__REQUIRED TASK__. Transcribe the records in full, keeping every character as it is.

__STORED DATA__.
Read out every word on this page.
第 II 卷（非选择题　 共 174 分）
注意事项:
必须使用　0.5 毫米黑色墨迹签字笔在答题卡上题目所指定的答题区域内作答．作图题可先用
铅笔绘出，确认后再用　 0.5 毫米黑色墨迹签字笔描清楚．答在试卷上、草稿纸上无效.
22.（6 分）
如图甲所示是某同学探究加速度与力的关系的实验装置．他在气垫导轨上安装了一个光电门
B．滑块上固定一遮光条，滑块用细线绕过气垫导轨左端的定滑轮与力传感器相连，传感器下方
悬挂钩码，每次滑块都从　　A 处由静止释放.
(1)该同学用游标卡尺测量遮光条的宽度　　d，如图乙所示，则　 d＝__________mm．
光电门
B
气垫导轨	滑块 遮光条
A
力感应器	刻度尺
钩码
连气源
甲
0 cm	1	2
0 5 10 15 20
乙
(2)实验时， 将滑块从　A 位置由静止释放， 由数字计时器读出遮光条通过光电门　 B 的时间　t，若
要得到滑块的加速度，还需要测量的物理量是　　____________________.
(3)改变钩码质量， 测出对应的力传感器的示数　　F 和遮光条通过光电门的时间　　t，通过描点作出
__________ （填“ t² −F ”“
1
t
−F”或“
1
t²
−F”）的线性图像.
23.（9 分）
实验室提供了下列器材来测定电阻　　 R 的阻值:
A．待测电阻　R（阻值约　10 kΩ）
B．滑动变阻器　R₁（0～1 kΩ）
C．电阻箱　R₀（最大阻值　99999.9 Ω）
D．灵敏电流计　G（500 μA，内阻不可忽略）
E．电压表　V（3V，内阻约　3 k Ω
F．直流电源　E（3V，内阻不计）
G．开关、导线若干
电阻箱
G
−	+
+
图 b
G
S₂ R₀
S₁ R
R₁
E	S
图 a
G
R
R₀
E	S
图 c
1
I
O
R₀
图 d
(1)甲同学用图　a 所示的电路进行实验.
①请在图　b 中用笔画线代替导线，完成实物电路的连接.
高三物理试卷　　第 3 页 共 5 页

__COMPLETE ANSWER__.
Read out every word on this page.
第 II 卷（非选择题　 共 174 分）
注意事项:
必须使用　0.5 毫米黑色墨迹签字笔在答题卡上题目所指定的答题区域内作答．作图题可先用
铅笔绘出，确认后再用　 0.5 毫米黑色墨迹签字笔描清楚．答在试卷上、草稿纸上无效.
22.（6 分）
如图甲所示是某同学探究加速度与力的关系的实验装置．他在气垫导轨上安装了一个光电门
B．滑块上固定一遮光条，滑块用细线绕过气垫导轨左端的定滑轮与力传感器相连，传感器下方
悬挂钩码，每次滑块都从　　A 处由静止释放.
(1)该同学用游标卡尺测量遮光条的宽度　　d，如图乙所示，则　 d＝__________mm．
光电门
B
气垫导轨	滑块 遮光条
A
力感应器	刻度尺
钩码
连气源
甲
0 cm	1	2
0 5 10 15 20
乙
(2)实验时， 将滑块从　A 位置由静止释放， 由数字计时器读出遮光条通过光电门　 B 的时间　t，若
要得到滑块的加速度，还需要测量的物理量是　　____________________.
(3)改变钩码质量， 测出对应的力传感器的示数　　F 和遮光条通过光电门的时间　　t，通过描点作出
__________ （填“ t² −F ”“
1
t
−F”或“
1
t²
−F”）的线性图像.
23.（9 分）
实验室提供了下列器材来测定电阻　　 R 的阻值:
A．待测电阻　R（阻值约　10 kΩ）
B．滑动变阻器　R₁（0～1 kΩ）
C．电阻箱　R₀（最大阻值　99999.9 Ω）
D．灵敏电流计　G（500 μA，内阻不可忽略）
E．电压表　V（3V，内阻约　3 k Ω
F．直流电源　E（3V，内阻不计）
G．开关、导线若干
电阻箱
G
−	+
+
图 b
G
S₂ R₀
S₁ R
R₁
E	S
图 a
G
R
R₀
E	S
图 c
1
I
O
R₀
图 d
(1)甲同学用图　a 所示的电路进行实验.
①请在图　b 中用笔画线代替导线，完成实物电路的连接.
高三物理试卷　　第 3 页 共 5 页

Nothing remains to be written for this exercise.